Quote the whole listing exactly. Leave the pictures out of your copy.

# Start of EXTRACTED MATERIAL

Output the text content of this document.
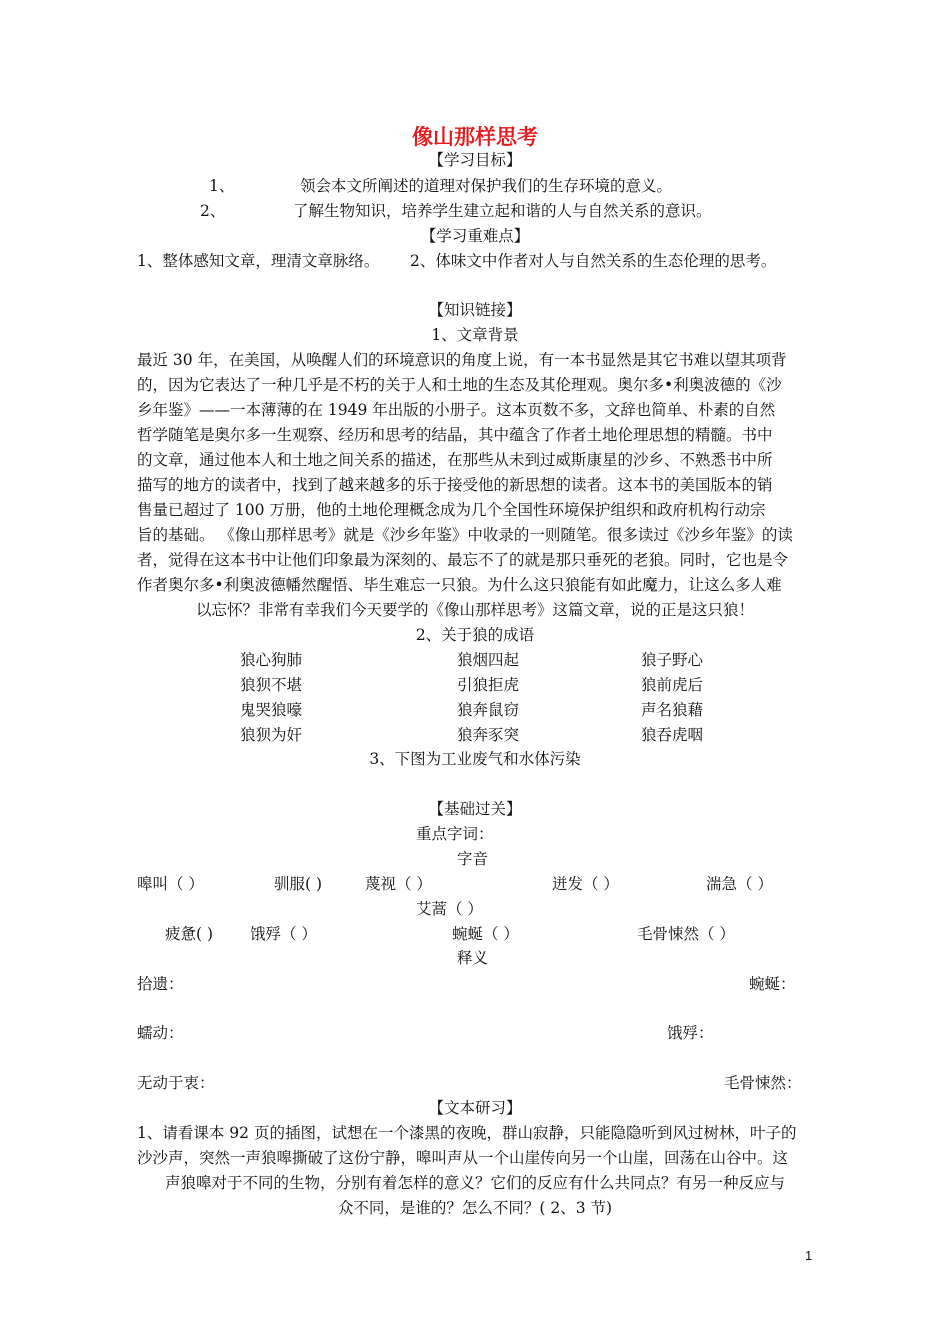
像山那样思考
【学习目标】
1、	领会本文所阐述的道理对保护我们的生存环境的意义。
2、	了解生物知识，培养学生建立起和谐的人与自然关系的意识。
【学习重难点】
1、整体感知文章，理清文章脉络。 2、体味文中作者对人与自然关系的生态伦理的思考。
【知识链接】
1、文章背景
最近 30 年，在美国，从唤醒人们的环境意识的角度上说，有一本书显然是其它书难以望其项背
的，因为它表达了一种几乎是不朽的关于人和土地的生态及其伦理观。奥尔多•利奥波德的《沙
乡年鉴》——一本薄薄的在 1949 年出版的小册子。这本页数不多，文辞也简单、朴素的自然
哲学随笔是奥尔多一生观察、经历和思考的结晶，其中蕴含了作者土地伦理思想的精髓。书中
的文章，通过他本人和土地之间关系的描述，在那些从未到过威斯康星的沙乡、不熟悉书中所
描写的地方的读者中，找到了越来越多的乐于接受他的新思想的读者。这本书的美国版本的销
售量已超过了 100 万册，他的土地伦理概念成为几个全国性环境保护组织和政府机构行动宗
旨的基础。 《像山那样思考》就是《沙乡年鉴》中收录的一则随笔。很多读过《沙乡年鉴》的读
者，觉得在这本书中让他们印象最为深刻的、最忘不了的就是那只垂死的老狼。同时，它也是令
作者奥尔多•利奥波德幡然醒悟、毕生难忘一只狼。为什么这只狼能有如此魔力，让这么多人难
以忘怀？非常有幸我们今天要学的《像山那样思考》这篇文章，说的正是这只狼！
2、关于狼的成语
狼心狗肺	狼烟四起	狼子野心
狼狈不堪	引狼拒虎	狼前虎后
鬼哭狼嚎	狼奔鼠窃	声名狼藉
狼狈为奸	狼奔豕突	狼吞虎咽
3、下图为工业废气和水体污染
【基础过关】
重点字词：
字音
嗥叫（ ）	驯服( )	蔑视（ ）	迸发（ ）	湍急（ ）
艾蒿（ ）
疲惫( ) 饿殍（ ）	蜿蜒（ ）	毛骨悚然（ ）
释义
拾遗：	蜿蜒：
蠕动：	饿殍：
无动于衷：	毛骨悚然：
【文本研习】
1、请看课本 92 页的插图，试想在一个漆黑的夜晚，群山寂静，只能隐隐听到风过树林，叶子的
沙沙声，突然一声狼嗥撕破了这份宁静，嗥叫声从一个山崖传向另一个山崖，回荡在山谷中。这
声狼嗥对于不同的生物，分别有着怎样的意义？它们的反应有什么共同点？有另一种反应与
众不同，是谁的？怎么不同？( 2、3 节)
1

# End of EXTRACTED MATERIAL

TASK RESPONSE:
Output the text content of this document.
像山那样思考
【学习目标】
1、	领会本文所阐述的道理对保护我们的生存环境的意义。
2、	了解生物知识，培养学生建立起和谐的人与自然关系的意识。
【学习重难点】
1、整体感知文章，理清文章脉络。 2、体味文中作者对人与自然关系的生态伦理的思考。
【知识链接】
1、文章背景
最近 30 年，在美国，从唤醒人们的环境意识的角度上说，有一本书显然是其它书难以望其项背
的，因为它表达了一种几乎是不朽的关于人和土地的生态及其伦理观。奥尔多•利奥波德的《沙
乡年鉴》——一本薄薄的在 1949 年出版的小册子。这本页数不多，文辞也简单、朴素的自然
哲学随笔是奥尔多一生观察、经历和思考的结晶，其中蕴含了作者土地伦理思想的精髓。书中
的文章，通过他本人和土地之间关系的描述，在那些从未到过威斯康星的沙乡、不熟悉书中所
描写的地方的读者中，找到了越来越多的乐于接受他的新思想的读者。这本书的美国版本的销
售量已超过了 100 万册，他的土地伦理概念成为几个全国性环境保护组织和政府机构行动宗
旨的基础。 《像山那样思考》就是《沙乡年鉴》中收录的一则随笔。很多读过《沙乡年鉴》的读
者，觉得在这本书中让他们印象最为深刻的、最忘不了的就是那只垂死的老狼。同时，它也是令
作者奥尔多•利奥波德幡然醒悟、毕生难忘一只狼。为什么这只狼能有如此魔力，让这么多人难
以忘怀？非常有幸我们今天要学的《像山那样思考》这篇文章，说的正是这只狼！
2、关于狼的成语
狼心狗肺	狼烟四起	狼子野心
狼狈不堪	引狼拒虎	狼前虎后
鬼哭狼嚎	狼奔鼠窃	声名狼藉
狼狈为奸	狼奔豕突	狼吞虎咽
3、下图为工业废气和水体污染
【基础过关】
重点字词：
字音
嗥叫（ ）	驯服( )	蔑视（ ）	迸发（ ）	湍急（ ）
艾蒿（ ）
疲惫( ) 饿殍（ ）	蜿蜒（ ）	毛骨悚然（ ）
释义
拾遗：	蜿蜒：
蠕动：	饿殍：
无动于衷：	毛骨悚然：
【文本研习】
1、请看课本 92 页的插图，试想在一个漆黑的夜晚，群山寂静，只能隐隐听到风过树林，叶子的
沙沙声，突然一声狼嗥撕破了这份宁静，嗥叫声从一个山崖传向另一个山崖，回荡在山谷中。这
声狼嗥对于不同的生物，分别有着怎样的意义？它们的反应有什么共同点？有另一种反应与
众不同，是谁的？怎么不同？( 2、3 节)
1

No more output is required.